* Record extracts

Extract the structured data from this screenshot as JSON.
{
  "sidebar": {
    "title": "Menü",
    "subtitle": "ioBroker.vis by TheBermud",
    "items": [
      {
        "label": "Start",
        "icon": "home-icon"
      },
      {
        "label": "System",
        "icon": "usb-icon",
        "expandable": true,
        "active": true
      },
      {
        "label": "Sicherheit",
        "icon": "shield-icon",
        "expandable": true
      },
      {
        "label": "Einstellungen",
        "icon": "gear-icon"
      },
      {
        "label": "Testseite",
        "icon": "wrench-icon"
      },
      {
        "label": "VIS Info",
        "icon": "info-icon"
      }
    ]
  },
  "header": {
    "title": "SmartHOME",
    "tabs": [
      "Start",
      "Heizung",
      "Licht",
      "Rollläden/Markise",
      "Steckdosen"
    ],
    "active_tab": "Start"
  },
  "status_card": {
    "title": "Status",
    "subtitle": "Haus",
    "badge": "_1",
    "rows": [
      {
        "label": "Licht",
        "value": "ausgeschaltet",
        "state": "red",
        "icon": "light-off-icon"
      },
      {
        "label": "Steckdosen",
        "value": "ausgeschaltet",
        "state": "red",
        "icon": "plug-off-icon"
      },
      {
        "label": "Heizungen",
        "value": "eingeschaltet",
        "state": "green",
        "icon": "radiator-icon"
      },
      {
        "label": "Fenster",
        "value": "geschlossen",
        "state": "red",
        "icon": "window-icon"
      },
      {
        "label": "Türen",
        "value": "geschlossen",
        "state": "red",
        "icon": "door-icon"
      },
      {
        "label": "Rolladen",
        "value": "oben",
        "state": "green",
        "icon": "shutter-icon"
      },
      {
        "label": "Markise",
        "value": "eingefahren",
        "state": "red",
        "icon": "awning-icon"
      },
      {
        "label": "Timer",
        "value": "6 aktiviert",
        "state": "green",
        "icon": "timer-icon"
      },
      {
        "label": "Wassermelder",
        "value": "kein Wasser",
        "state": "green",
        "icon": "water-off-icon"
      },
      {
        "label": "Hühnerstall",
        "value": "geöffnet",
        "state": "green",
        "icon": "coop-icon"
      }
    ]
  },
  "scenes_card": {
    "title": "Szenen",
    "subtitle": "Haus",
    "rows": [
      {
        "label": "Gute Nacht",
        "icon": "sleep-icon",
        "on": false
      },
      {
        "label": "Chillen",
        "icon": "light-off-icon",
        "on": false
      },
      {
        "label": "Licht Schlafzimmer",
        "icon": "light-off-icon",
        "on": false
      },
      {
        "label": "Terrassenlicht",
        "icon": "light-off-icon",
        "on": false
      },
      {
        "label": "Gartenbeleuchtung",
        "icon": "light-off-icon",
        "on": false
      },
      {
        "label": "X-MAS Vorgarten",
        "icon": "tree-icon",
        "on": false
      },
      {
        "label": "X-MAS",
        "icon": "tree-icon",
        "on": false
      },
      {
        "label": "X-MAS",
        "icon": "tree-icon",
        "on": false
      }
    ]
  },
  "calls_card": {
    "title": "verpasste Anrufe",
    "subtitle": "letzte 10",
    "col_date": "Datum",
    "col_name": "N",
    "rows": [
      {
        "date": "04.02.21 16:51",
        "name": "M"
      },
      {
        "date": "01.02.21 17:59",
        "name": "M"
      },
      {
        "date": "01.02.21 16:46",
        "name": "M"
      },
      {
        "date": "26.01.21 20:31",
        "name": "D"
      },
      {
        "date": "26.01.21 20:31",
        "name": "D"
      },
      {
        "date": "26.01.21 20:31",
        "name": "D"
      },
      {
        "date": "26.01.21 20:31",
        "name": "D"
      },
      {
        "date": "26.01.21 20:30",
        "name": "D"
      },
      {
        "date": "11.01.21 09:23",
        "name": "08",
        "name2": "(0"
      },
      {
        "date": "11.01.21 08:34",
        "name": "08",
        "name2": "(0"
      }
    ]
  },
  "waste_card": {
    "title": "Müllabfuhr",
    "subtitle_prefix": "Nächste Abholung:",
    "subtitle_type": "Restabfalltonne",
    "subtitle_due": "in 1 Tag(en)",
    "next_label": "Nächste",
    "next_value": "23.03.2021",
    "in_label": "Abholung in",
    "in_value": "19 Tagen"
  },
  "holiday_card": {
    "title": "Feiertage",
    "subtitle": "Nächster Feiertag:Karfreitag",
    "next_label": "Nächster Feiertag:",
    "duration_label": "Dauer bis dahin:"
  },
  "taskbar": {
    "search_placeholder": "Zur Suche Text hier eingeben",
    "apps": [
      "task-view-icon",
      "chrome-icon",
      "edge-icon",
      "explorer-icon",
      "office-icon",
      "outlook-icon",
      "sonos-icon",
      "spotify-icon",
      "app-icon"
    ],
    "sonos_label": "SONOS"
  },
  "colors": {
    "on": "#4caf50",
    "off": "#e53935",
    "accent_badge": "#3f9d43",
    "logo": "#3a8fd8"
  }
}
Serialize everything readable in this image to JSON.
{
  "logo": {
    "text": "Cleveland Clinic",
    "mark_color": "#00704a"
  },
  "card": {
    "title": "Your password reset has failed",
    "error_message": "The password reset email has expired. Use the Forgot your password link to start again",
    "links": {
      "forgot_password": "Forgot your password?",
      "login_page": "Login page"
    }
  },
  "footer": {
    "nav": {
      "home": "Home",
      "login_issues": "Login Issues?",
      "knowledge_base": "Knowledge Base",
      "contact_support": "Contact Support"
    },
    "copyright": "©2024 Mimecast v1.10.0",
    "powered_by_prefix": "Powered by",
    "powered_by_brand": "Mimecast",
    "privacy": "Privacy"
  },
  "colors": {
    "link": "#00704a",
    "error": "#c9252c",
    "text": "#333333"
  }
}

* Aim of the task
Print out every entry, keeping each one exact.

* Correct result
Extract the structured data from this screenshot as JSON.
{
  "sidebar": {
    "title": "Menü",
    "subtitle": "ioBroker.vis by TheBermud",
    "items": [
      {
        "label": "Start",
        "icon": "home-icon"
      },
      {
        "label": "System",
        "icon": "usb-icon",
        "expandable": true,
        "active": true
      },
      {
        "label": "Sicherheit",
        "icon": "shield-icon",
        "expandable": true
      },
      {
        "label": "Einstellungen",
        "icon": "gear-icon"
      },
      {
        "label": "Testseite",
        "icon": "wrench-icon"
      },
      {
        "label": "VIS Info",
        "icon": "info-icon"
      }
    ]
  },
  "header": {
    "title": "SmartHOME",
    "tabs": [
      "Start",
      "Heizung",
      "Licht",
      "Rollläden/Markise",
      "Steckdosen"
    ],
    "active_tab": "Start"
  },
  "status_card": {
    "title": "Status",
    "subtitle": "Haus",
    "badge": "_1",
    "rows": [
      {
        "label": "Licht",
        "value": "ausgeschaltet",
        "state": "red",
        "icon": "light-off-icon"
      },
      {
        "label": "Steckdosen",
        "value": "ausgeschaltet",
        "state": "red",
        "icon": "plug-off-icon"
      },
      {
        "label": "Heizungen",
        "value": "eingeschaltet",
        "state": "green",
        "icon": "radiator-icon"
      },
      {
        "label": "Fenster",
        "value": "geschlossen",
        "state": "red",
        "icon": "window-icon"
      },
      {
        "label": "Türen",
        "value": "geschlossen",
        "state": "red",
        "icon": "door-icon"
      },
      {
        "label": "Rolladen",
        "value": "oben",
        "state": "green",
        "icon": "shutter-icon"
      },
      {
        "label": "Markise",
        "value": "eingefahren",
        "state": "red",
        "icon": "awning-icon"
      },
      {
        "label": "Timer",
        "value": "6 aktiviert",
        "state": "green",
        "icon": "timer-icon"
      },
      {
        "label": "Wassermelder",
        "value": "kein Wasser",
        "state": "green",
        "icon": "water-off-icon"
      },
      {
        "label": "Hühnerstall",
        "value": "geöffnet",
        "state": "green",
        "icon": "coop-icon"
      }
    ]
  },
  "scenes_card": {
    "title": "Szenen",
    "subtitle": "Haus",
    "rows": [
      {
        "label": "Gute Nacht",
        "icon": "sleep-icon",
        "on": false
      },
      {
        "label": "Chillen",
        "icon": "light-off-icon",
        "on": false
      },
      {
        "label": "Licht Schlafzimmer",
        "icon": "light-off-icon",
        "on": false
      },
      {
        "label": "Terrassenlicht",
        "icon": "light-off-icon",
        "on": false
      },
      {
        "label": "Gartenbeleuchtung",
        "icon": "light-off-icon",
        "on": false
      },
      {
        "label": "X-MAS Vorgarten",
        "icon": "tree-icon",
        "on": false
      },
      {
        "label": "X-MAS",
        "icon": "tree-icon",
        "on": false
      },
      {
        "label": "X-MAS",
        "icon": "tree-icon",
        "on": false
      }
    ]
  },
  "calls_card": {
    "title": "verpasste Anrufe",
    "subtitle": "letzte 10",
    "col_date": "Datum",
    "col_name": "N",
    "rows": [
      {
        "date": "04.02.21 16:51",
        "name": "M"
      },
      {
        "date": "01.02.21 17:59",
        "name": "M"
      },
      {
        "date": "01.02.21 16:46",
        "name": "M"
      },
      {
        "date": "26.01.21 20:31",
        "name": "D"
      },
      {
        "date": "26.01.21 20:31",
        "name": "D"
      },
      {
        "date": "26.01.21 20:31",
        "name": "D"
      },
      {
        "date": "26.01.21 20:31",
        "name": "D"
      },
      {
        "date": "26.01.21 20:30",
        "name": "D"
      },
      {
        "date": "11.01.21 09:23",
        "name": "08",
        "name2": "(0"
      },
      {
        "date": "11.01.21 08:34",
        "name": "08",
        "name2": "(0"
      }
    ]
  },
  "waste_card": {
    "title": "Müllabfuhr",
    "subtitle_prefix": "Nächste Abholung:",
    "subtitle_type": "Restabfalltonne",
    "subtitle_due": "in 1 Tag(en)",
    "next_label": "Nächste",
    "next_value": "23.03.2021",
    "in_label": "Abholung in",
    "in_value": "19 Tagen"
  },
  "holiday_card": {
    "title": "Feiertage",
    "subtitle": "Nächster Feiertag:Karfreitag",
    "next_label": "Nächster Feiertag:",
    "duration_label": "Dauer bis dahin:"
  },
  "taskbar": {
    "search_placeholder": "Zur Suche Text hier eingeben",
    "apps": [
      "task-view-icon",
      "chrome-icon",
      "edge-icon",
      "explorer-icon",
      "office-icon",
      "outlook-icon",
      "sonos-icon",
      "spotify-icon",
      "app-icon"
    ],
    "sonos_label": "SONOS"
  },
  "colors": {
    "on": "#4caf50",
    "off": "#e53935",
    "accent_badge": "#3f9d43",
    "logo": "#3a8fd8"
  }
}
Serialize everything readable in this image to JSON.
{
  "logo": {
    "text": "Cleveland Clinic",
    "mark_color": "#00704a"
  },
  "card": {
    "title": "Your password reset has failed",
    "error_message": "The password reset email has expired. Use the Forgot your password link to start again",
    "links": {
      "forgot_password": "Forgot your password?",
      "login_page": "Login page"
    }
  },
  "footer": {
    "nav": {
      "home": "Home",
      "login_issues": "Login Issues?",
      "knowledge_base": "Knowledge Base",
      "contact_support": "Contact Support"
    },
    "copyright": "©2024 Mimecast v1.10.0",
    "powered_by_prefix": "Powered by",
    "powered_by_brand": "Mimecast",
    "privacy": "Privacy"
  },
  "colors": {
    "link": "#00704a",
    "error": "#c9252c",
    "text": "#333333"
  }
}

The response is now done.